══ TASK MATERIAL ══

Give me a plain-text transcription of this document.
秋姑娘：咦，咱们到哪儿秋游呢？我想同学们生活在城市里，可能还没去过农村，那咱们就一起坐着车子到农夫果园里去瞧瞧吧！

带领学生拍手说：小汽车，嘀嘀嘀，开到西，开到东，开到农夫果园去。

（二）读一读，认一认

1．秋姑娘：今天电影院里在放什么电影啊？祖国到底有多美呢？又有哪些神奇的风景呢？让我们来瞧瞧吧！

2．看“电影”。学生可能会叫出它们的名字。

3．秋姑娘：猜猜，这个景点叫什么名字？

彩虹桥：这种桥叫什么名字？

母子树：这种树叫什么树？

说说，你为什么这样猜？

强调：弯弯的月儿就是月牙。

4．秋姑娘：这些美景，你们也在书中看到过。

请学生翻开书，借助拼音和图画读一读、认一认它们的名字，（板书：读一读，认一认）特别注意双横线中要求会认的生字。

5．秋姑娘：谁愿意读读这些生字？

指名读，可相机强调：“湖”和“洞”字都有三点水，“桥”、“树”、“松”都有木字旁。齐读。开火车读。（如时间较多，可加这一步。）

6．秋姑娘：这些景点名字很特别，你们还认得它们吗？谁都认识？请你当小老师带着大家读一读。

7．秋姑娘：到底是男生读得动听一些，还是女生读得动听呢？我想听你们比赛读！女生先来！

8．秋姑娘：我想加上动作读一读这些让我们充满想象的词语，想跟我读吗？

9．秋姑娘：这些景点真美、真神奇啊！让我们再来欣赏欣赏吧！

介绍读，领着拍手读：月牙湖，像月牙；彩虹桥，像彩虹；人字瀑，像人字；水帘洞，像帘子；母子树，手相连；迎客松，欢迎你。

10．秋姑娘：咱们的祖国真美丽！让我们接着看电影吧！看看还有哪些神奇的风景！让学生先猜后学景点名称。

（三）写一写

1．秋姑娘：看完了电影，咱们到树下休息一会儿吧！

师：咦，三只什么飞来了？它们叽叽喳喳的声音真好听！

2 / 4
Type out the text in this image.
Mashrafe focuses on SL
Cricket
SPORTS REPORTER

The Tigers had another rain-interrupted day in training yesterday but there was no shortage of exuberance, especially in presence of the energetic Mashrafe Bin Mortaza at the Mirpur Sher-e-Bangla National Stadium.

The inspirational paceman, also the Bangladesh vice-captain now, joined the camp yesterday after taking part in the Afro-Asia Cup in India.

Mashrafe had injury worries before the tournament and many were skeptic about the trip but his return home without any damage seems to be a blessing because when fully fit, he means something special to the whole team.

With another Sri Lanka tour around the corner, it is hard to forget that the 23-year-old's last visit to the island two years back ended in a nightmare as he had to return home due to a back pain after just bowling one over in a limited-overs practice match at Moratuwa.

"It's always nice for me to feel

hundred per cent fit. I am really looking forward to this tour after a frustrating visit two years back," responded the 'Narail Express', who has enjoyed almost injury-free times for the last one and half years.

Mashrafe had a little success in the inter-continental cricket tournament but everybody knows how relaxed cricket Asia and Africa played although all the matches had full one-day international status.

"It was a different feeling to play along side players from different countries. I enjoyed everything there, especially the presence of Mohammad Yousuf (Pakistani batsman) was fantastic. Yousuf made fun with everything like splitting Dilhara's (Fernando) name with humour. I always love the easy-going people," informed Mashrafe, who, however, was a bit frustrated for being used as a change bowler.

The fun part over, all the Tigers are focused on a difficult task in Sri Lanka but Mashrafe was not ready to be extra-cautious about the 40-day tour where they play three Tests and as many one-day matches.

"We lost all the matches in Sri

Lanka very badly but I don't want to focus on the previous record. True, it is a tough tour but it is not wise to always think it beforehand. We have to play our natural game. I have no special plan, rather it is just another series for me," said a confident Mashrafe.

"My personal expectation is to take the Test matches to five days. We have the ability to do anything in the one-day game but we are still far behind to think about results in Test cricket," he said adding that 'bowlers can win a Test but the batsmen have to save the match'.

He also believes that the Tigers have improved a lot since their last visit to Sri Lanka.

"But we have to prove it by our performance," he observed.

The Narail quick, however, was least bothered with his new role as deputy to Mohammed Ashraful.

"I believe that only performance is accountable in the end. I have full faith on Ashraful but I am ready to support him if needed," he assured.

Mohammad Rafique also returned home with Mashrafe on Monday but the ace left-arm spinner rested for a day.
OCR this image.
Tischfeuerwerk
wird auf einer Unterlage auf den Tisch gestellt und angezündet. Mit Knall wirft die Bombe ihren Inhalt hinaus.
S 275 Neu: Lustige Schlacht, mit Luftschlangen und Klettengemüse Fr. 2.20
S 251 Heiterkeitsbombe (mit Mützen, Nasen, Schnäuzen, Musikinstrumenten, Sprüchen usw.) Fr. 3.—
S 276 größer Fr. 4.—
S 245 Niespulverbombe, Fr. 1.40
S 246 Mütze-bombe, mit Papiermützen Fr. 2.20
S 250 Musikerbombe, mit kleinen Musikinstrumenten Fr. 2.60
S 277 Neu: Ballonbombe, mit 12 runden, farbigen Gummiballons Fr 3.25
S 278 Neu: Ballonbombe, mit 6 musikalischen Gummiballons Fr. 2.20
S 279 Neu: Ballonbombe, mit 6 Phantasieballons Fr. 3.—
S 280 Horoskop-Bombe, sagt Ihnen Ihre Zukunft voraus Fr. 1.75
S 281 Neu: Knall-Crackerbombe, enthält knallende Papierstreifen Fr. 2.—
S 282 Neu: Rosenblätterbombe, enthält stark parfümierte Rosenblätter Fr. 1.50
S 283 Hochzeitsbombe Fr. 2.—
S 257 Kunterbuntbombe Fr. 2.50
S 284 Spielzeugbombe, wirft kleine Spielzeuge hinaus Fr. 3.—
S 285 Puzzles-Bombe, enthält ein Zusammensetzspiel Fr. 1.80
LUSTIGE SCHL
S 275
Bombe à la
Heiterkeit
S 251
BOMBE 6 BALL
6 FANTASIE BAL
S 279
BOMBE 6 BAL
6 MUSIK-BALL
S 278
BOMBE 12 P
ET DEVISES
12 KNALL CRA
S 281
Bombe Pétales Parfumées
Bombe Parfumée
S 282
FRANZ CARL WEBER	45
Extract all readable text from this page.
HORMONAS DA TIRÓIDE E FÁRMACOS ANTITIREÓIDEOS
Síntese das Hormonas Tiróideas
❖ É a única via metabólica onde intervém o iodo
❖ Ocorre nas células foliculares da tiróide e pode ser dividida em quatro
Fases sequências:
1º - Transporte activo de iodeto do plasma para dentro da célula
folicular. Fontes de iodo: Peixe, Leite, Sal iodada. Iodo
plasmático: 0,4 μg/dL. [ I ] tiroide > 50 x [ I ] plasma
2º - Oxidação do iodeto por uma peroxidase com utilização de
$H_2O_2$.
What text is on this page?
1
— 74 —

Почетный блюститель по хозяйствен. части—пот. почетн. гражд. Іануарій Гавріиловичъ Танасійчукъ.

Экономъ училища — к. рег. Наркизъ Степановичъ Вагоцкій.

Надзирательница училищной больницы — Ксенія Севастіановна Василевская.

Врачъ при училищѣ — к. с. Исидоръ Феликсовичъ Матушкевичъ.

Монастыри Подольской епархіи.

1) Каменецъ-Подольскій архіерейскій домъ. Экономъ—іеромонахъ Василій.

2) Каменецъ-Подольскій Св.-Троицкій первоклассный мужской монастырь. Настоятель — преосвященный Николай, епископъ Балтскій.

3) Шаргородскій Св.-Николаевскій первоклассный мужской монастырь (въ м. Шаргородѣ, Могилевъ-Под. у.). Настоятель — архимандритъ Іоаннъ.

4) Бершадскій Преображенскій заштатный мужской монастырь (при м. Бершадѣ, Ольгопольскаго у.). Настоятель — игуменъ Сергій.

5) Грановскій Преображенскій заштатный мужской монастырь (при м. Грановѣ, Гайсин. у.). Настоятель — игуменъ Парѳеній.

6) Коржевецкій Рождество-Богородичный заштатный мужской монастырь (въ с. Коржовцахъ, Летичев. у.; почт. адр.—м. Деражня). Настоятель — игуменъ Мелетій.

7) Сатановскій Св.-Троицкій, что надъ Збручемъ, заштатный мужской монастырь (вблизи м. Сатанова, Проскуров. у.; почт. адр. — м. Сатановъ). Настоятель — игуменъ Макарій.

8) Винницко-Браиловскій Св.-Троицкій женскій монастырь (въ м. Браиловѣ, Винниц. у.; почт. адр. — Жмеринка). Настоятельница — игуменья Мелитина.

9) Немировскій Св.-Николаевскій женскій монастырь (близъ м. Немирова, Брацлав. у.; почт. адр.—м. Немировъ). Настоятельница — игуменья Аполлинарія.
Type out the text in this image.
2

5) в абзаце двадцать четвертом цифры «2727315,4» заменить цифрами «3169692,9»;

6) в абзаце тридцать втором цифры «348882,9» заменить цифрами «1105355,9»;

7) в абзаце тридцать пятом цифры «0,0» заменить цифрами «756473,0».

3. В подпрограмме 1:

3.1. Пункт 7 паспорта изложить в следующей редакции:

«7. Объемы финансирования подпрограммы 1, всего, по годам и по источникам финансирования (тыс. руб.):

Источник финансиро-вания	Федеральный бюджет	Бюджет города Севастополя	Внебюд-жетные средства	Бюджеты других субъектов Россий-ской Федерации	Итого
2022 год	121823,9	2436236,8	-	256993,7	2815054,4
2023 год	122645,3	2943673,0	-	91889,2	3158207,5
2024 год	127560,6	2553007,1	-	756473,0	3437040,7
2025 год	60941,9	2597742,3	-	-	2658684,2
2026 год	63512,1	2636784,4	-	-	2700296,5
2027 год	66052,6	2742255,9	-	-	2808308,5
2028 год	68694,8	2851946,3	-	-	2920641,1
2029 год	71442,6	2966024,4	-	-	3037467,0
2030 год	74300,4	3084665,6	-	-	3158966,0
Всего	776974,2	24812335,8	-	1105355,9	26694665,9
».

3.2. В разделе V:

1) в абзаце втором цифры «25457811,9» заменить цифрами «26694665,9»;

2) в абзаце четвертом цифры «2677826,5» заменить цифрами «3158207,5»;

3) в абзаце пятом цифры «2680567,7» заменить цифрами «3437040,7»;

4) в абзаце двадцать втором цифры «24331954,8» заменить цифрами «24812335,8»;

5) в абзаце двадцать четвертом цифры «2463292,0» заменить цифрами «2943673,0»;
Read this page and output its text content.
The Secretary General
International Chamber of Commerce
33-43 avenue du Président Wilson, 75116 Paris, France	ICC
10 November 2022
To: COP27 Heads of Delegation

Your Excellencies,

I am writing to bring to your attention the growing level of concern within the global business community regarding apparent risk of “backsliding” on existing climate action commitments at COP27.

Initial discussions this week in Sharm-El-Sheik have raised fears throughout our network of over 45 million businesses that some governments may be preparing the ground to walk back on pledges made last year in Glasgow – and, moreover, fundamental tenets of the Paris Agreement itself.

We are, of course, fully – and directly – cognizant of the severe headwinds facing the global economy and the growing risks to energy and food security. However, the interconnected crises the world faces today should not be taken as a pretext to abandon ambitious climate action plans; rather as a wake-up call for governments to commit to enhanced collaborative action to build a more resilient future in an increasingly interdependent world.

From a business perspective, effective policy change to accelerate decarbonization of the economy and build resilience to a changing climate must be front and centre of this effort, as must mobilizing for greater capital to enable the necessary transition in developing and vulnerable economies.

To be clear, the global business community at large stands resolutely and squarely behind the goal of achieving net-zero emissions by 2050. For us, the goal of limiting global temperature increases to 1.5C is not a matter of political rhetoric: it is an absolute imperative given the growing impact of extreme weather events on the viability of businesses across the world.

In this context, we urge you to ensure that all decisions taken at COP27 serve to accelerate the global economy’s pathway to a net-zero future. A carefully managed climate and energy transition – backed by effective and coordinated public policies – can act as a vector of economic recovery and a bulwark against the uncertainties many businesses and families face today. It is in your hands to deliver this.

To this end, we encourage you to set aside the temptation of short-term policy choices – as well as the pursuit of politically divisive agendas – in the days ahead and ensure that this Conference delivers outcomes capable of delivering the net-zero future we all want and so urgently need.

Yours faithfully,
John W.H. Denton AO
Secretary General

═══

# [YOUR TASK]
Note how many lines of the material contain the string "Mohammad". Then report that number by itself.

# [SOLUTION]
2